**Exercise details:** Print the entries below in their entirety, exactly as they are written.

Stored records:
================
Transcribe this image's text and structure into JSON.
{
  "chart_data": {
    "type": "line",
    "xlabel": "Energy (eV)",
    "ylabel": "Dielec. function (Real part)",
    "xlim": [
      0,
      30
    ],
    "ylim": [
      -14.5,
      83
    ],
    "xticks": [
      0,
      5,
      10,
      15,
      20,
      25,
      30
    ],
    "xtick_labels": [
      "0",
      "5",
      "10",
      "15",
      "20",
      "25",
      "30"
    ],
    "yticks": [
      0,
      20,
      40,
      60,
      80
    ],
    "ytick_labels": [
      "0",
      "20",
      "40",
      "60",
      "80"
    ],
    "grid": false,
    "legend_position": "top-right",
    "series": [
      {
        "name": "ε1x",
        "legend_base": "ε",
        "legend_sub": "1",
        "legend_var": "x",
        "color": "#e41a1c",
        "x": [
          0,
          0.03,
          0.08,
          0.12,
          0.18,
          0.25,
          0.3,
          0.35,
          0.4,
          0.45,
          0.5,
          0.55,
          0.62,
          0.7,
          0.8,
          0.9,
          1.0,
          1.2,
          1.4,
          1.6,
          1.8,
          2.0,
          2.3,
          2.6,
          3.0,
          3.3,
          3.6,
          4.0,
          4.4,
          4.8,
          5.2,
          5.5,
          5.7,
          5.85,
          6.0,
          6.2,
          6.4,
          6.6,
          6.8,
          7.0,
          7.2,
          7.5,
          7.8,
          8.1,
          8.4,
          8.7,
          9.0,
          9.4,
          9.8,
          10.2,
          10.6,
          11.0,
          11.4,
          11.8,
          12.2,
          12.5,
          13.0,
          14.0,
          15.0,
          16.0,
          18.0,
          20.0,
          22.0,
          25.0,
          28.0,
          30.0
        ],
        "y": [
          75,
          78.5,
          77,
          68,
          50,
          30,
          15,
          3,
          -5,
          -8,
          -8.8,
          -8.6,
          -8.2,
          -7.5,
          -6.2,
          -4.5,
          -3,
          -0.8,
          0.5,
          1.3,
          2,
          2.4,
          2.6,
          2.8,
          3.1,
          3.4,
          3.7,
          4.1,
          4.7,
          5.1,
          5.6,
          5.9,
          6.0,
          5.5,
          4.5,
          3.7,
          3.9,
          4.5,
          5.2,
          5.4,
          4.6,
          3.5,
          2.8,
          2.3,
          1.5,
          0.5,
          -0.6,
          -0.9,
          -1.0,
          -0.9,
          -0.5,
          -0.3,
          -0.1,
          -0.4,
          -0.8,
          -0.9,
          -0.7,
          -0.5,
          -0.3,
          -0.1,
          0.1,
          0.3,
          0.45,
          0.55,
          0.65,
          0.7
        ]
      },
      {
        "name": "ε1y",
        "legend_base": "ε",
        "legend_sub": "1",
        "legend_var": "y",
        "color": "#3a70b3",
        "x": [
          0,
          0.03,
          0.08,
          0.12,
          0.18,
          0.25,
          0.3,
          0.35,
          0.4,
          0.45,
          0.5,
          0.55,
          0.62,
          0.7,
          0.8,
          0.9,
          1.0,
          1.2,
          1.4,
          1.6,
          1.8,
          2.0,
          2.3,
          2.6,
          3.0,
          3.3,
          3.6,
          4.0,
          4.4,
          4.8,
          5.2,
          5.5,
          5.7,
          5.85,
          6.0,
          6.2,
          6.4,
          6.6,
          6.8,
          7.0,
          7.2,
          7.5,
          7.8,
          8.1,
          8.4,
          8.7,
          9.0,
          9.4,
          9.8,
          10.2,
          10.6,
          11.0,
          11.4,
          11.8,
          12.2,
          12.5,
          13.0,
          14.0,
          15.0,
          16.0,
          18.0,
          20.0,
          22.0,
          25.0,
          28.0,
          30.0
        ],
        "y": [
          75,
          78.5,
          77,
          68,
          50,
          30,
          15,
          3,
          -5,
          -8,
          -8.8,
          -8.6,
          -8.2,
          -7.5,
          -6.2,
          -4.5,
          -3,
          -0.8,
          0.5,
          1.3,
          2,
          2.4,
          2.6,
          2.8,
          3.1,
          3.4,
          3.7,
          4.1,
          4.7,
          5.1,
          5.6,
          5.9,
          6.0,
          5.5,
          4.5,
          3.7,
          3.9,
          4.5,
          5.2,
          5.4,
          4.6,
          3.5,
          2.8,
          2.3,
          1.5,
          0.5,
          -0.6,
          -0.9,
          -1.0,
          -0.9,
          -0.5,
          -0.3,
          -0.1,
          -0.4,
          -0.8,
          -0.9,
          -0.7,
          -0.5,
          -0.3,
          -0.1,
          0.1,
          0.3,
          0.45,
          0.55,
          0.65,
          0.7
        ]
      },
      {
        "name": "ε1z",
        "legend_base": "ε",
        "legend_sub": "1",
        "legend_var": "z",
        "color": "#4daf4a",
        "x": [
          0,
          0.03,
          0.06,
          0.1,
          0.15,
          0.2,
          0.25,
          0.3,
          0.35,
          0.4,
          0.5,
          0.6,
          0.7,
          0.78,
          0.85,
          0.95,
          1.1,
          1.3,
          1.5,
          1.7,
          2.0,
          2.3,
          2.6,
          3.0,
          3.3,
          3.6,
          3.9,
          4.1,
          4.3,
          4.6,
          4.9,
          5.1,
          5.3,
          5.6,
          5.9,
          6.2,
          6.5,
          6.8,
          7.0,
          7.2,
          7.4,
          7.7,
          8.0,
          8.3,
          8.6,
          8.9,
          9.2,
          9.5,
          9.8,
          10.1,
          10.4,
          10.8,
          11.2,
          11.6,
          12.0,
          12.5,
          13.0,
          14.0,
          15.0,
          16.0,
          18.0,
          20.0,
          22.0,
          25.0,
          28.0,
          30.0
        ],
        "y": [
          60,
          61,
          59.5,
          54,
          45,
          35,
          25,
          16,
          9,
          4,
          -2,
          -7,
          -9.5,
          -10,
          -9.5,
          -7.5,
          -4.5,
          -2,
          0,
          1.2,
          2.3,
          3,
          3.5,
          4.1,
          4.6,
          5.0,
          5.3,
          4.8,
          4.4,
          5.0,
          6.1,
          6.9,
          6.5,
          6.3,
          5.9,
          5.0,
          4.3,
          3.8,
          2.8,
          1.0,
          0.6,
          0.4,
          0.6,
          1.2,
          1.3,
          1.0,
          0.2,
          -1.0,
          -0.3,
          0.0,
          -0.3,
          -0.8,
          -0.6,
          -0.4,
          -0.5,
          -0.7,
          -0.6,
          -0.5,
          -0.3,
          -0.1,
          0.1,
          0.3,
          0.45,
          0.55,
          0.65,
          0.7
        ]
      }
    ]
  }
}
================
**Written solution:**
Transcribe this image's text and structure into JSON.
{
  "chart_data": {
    "type": "line",
    "xlabel": "Energy (eV)",
    "ylabel": "Dielec. function (Real part)",
    "xlim": [
      0,
      30
    ],
    "ylim": [
      -14.5,
      83
    ],
    "xticks": [
      0,
      5,
      10,
      15,
      20,
      25,
      30
    ],
    "xtick_labels": [
      "0",
      "5",
      "10",
      "15",
      "20",
      "25",
      "30"
    ],
    "yticks": [
      0,
      20,
      40,
      60,
      80
    ],
    "ytick_labels": [
      "0",
      "20",
      "40",
      "60",
      "80"
    ],
    "grid": false,
    "legend_position": "top-right",
    "series": [
      {
        "name": "ε1x",
        "legend_base": "ε",
        "legend_sub": "1",
        "legend_var": "x",
        "color": "#e41a1c",
        "x": [
          0,
          0.03,
          0.08,
          0.12,
          0.18,
          0.25,
          0.3,
          0.35,
          0.4,
          0.45,
          0.5,
          0.55,
          0.62,
          0.7,
          0.8,
          0.9,
          1.0,
          1.2,
          1.4,
          1.6,
          1.8,
          2.0,
          2.3,
          2.6,
          3.0,
          3.3,
          3.6,
          4.0,
          4.4,
          4.8,
          5.2,
          5.5,
          5.7,
          5.85,
          6.0,
          6.2,
          6.4,
          6.6,
          6.8,
          7.0,
          7.2,
          7.5,
          7.8,
          8.1,
          8.4,
          8.7,
          9.0,
          9.4,
          9.8,
          10.2,
          10.6,
          11.0,
          11.4,
          11.8,
          12.2,
          12.5,
          13.0,
          14.0,
          15.0,
          16.0,
          18.0,
          20.0,
          22.0,
          25.0,
          28.0,
          30.0
        ],
        "y": [
          75,
          78.5,
          77,
          68,
          50,
          30,
          15,
          3,
          -5,
          -8,
          -8.8,
          -8.6,
          -8.2,
          -7.5,
          -6.2,
          -4.5,
          -3,
          -0.8,
          0.5,
          1.3,
          2,
          2.4,
          2.6,
          2.8,
          3.1,
          3.4,
          3.7,
          4.1,
          4.7,
          5.1,
          5.6,
          5.9,
          6.0,
          5.5,
          4.5,
          3.7,
          3.9,
          4.5,
          5.2,
          5.4,
          4.6,
          3.5,
          2.8,
          2.3,
          1.5,
          0.5,
          -0.6,
          -0.9,
          -1.0,
          -0.9,
          -0.5,
          -0.3,
          -0.1,
          -0.4,
          -0.8,
          -0.9,
          -0.7,
          -0.5,
          -0.3,
          -0.1,
          0.1,
          0.3,
          0.45,
          0.55,
          0.65,
          0.7
        ]
      },
      {
        "name": "ε1y",
        "legend_base": "ε",
        "legend_sub": "1",
        "legend_var": "y",
        "color": "#3a70b3",
        "x": [
          0,
          0.03,
          0.08,
          0.12,
          0.18,
          0.25,
          0.3,
          0.35,
          0.4,
          0.45,
          0.5,
          0.55,
          0.62,
          0.7,
          0.8,
          0.9,
          1.0,
          1.2,
          1.4,
          1.6,
          1.8,
          2.0,
          2.3,
          2.6,
          3.0,
          3.3,
          3.6,
          4.0,
          4.4,
          4.8,
          5.2,
          5.5,
          5.7,
          5.85,
          6.0,
          6.2,
          6.4,
          6.6,
          6.8,
          7.0,
          7.2,
          7.5,
          7.8,
          8.1,
          8.4,
          8.7,
          9.0,
          9.4,
          9.8,
          10.2,
          10.6,
          11.0,
          11.4,
          11.8,
          12.2,
          12.5,
          13.0,
          14.0,
          15.0,
          16.0,
          18.0,
          20.0,
          22.0,
          25.0,
          28.0,
          30.0
        ],
        "y": [
          75,
          78.5,
          77,
          68,
          50,
          30,
          15,
          3,
          -5,
          -8,
          -8.8,
          -8.6,
          -8.2,
          -7.5,
          -6.2,
          -4.5,
          -3,
          -0.8,
          0.5,
          1.3,
          2,
          2.4,
          2.6,
          2.8,
          3.1,
          3.4,
          3.7,
          4.1,
          4.7,
          5.1,
          5.6,
          5.9,
          6.0,
          5.5,
          4.5,
          3.7,
          3.9,
          4.5,
          5.2,
          5.4,
          4.6,
          3.5,
          2.8,
          2.3,
          1.5,
          0.5,
          -0.6,
          -0.9,
          -1.0,
          -0.9,
          -0.5,
          -0.3,
          -0.1,
          -0.4,
          -0.8,
          -0.9,
          -0.7,
          -0.5,
          -0.3,
          -0.1,
          0.1,
          0.3,
          0.45,
          0.55,
          0.65,
          0.7
        ]
      },
      {
        "name": "ε1z",
        "legend_base": "ε",
        "legend_sub": "1",
        "legend_var": "z",
        "color": "#4daf4a",
        "x": [
          0,
          0.03,
          0.06,
          0.1,
          0.15,
          0.2,
          0.25,
          0.3,
          0.35,
          0.4,
          0.5,
          0.6,
          0.7,
          0.78,
          0.85,
          0.95,
          1.1,
          1.3,
          1.5,
          1.7,
          2.0,
          2.3,
          2.6,
          3.0,
          3.3,
          3.6,
          3.9,
          4.1,
          4.3,
          4.6,
          4.9,
          5.1,
          5.3,
          5.6,
          5.9,
          6.2,
          6.5,
          6.8,
          7.0,
          7.2,
          7.4,
          7.7,
          8.0,
          8.3,
          8.6,
          8.9,
          9.2,
          9.5,
          9.8,
          10.1,
          10.4,
          10.8,
          11.2,
          11.6,
          12.0,
          12.5,
          13.0,
          14.0,
          15.0,
          16.0,
          18.0,
          20.0,
          22.0,
          25.0,
          28.0,
          30.0
        ],
        "y": [
          60,
          61,
          59.5,
          54,
          45,
          35,
          25,
          16,
          9,
          4,
          -2,
          -7,
          -9.5,
          -10,
          -9.5,
          -7.5,
          -4.5,
          -2,
          0,
          1.2,
          2.3,
          3,
          3.5,
          4.1,
          4.6,
          5.0,
          5.3,
          4.8,
          4.4,
          5.0,
          6.1,
          6.9,
          6.5,
          6.3,
          5.9,
          5.0,
          4.3,
          3.8,
          2.8,
          1.0,
          0.6,
          0.4,
          0.6,
          1.2,
          1.3,
          1.0,
          0.2,
          -1.0,
          -0.3,
          0.0,
          -0.3,
          -0.8,
          -0.6,
          -0.4,
          -0.5,
          -0.7,
          -0.6,
          -0.5,
          -0.3,
          -0.1,
          0.1,
          0.3,
          0.45,
          0.55,
          0.65,
          0.7
        ]
      }
    ]
  }
}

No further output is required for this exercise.